Extracted entries
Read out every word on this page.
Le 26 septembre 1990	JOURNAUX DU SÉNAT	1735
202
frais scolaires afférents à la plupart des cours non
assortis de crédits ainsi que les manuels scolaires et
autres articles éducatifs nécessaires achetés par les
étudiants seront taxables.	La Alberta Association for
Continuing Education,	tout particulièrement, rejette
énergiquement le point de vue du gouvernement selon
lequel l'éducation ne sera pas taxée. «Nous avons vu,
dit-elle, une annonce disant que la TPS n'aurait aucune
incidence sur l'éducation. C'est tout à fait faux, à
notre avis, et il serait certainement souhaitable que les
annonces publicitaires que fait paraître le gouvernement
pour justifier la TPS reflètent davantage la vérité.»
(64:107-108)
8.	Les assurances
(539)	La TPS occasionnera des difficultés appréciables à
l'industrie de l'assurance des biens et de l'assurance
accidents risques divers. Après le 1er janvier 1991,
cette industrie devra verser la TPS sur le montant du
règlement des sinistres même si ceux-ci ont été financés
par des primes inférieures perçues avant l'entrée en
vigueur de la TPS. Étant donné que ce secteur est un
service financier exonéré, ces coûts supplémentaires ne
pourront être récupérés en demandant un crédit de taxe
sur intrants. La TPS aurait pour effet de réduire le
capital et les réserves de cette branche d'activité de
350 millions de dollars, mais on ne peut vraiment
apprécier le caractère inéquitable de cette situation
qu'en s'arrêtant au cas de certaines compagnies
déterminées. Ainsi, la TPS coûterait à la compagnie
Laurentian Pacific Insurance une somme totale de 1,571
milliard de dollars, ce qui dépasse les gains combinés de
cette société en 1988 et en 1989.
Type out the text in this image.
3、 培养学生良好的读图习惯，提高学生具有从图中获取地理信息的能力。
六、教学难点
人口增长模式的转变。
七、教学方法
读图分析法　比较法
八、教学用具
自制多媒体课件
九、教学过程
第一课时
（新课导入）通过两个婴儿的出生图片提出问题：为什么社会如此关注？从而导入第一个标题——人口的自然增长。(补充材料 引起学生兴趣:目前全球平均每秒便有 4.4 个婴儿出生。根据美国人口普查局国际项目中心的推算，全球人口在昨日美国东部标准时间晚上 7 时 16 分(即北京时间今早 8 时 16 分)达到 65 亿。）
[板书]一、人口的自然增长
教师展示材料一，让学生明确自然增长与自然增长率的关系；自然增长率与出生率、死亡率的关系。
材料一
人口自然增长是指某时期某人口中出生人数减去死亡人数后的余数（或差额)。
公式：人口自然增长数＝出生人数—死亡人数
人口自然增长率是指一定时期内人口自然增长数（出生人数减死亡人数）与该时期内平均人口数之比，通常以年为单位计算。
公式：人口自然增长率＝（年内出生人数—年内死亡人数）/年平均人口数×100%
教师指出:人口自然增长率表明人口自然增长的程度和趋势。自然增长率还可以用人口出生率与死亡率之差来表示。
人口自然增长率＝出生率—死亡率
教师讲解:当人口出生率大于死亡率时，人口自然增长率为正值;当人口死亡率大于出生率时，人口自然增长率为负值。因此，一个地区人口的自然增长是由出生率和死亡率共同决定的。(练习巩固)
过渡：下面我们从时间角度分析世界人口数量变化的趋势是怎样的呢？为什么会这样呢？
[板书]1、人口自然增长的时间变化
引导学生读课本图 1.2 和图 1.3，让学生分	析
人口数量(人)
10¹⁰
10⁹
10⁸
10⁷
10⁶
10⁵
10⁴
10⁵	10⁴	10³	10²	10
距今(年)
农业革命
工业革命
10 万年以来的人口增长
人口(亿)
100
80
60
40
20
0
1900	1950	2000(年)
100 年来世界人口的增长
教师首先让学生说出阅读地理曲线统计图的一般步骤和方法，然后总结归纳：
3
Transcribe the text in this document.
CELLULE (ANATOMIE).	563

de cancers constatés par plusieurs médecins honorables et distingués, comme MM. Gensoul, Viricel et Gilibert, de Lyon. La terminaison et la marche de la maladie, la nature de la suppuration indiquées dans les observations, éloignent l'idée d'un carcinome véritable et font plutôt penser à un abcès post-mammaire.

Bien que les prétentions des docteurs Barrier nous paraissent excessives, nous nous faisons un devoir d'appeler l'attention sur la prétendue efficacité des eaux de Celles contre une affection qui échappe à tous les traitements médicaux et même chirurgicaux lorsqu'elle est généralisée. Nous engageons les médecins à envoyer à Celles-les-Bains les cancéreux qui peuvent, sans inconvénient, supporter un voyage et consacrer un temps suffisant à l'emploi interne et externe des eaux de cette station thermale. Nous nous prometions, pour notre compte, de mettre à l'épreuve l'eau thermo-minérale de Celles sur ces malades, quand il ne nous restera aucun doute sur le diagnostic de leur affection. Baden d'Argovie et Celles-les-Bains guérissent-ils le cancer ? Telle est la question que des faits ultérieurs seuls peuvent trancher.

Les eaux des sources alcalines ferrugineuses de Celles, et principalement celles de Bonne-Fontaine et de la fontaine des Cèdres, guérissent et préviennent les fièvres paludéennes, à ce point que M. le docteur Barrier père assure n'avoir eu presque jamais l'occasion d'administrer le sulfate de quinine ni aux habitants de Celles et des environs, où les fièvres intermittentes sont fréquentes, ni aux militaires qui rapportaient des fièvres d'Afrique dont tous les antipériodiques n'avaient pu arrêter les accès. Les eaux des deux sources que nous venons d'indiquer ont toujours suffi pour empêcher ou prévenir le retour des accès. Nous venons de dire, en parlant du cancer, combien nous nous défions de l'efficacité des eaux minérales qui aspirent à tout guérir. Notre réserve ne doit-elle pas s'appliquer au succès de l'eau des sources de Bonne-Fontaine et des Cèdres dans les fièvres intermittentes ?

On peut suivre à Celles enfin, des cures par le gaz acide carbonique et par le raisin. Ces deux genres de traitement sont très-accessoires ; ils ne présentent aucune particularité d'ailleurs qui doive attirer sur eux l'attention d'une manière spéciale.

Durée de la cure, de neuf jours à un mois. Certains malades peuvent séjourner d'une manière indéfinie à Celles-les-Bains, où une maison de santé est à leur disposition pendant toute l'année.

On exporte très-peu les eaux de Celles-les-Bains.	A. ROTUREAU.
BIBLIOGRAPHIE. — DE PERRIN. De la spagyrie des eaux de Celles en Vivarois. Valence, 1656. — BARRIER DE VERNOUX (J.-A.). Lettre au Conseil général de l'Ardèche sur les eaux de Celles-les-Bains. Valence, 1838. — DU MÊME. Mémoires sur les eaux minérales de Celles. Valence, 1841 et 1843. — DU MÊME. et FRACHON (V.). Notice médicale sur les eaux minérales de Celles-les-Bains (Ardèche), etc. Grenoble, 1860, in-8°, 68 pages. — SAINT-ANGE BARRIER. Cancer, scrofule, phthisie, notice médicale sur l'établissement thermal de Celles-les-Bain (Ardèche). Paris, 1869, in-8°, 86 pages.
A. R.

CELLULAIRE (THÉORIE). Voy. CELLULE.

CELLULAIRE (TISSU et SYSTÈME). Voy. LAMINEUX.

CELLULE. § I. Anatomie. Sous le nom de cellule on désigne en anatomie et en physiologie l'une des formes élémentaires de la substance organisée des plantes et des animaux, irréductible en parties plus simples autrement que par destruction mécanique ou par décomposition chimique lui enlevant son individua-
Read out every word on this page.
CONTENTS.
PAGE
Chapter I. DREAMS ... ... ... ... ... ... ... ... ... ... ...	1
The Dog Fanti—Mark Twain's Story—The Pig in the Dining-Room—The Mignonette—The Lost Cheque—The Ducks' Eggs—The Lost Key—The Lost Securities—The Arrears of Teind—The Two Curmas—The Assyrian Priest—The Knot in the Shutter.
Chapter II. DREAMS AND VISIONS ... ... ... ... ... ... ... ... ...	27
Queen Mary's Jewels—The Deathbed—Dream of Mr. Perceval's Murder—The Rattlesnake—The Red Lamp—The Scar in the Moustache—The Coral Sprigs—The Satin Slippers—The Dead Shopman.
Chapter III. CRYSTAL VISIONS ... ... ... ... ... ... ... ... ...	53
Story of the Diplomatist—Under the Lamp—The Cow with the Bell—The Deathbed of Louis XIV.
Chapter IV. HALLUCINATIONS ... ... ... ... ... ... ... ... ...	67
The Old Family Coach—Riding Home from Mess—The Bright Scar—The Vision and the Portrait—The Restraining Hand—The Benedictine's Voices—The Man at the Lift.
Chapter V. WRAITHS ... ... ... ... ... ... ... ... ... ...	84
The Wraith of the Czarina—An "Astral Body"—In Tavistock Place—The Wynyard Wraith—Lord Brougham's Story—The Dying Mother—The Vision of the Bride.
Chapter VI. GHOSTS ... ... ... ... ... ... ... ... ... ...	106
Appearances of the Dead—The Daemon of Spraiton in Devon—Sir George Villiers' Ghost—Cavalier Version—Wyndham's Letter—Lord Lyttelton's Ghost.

What the task asks
Give back only a number, the number of lines where the string "text" occurs.

Result for this task
2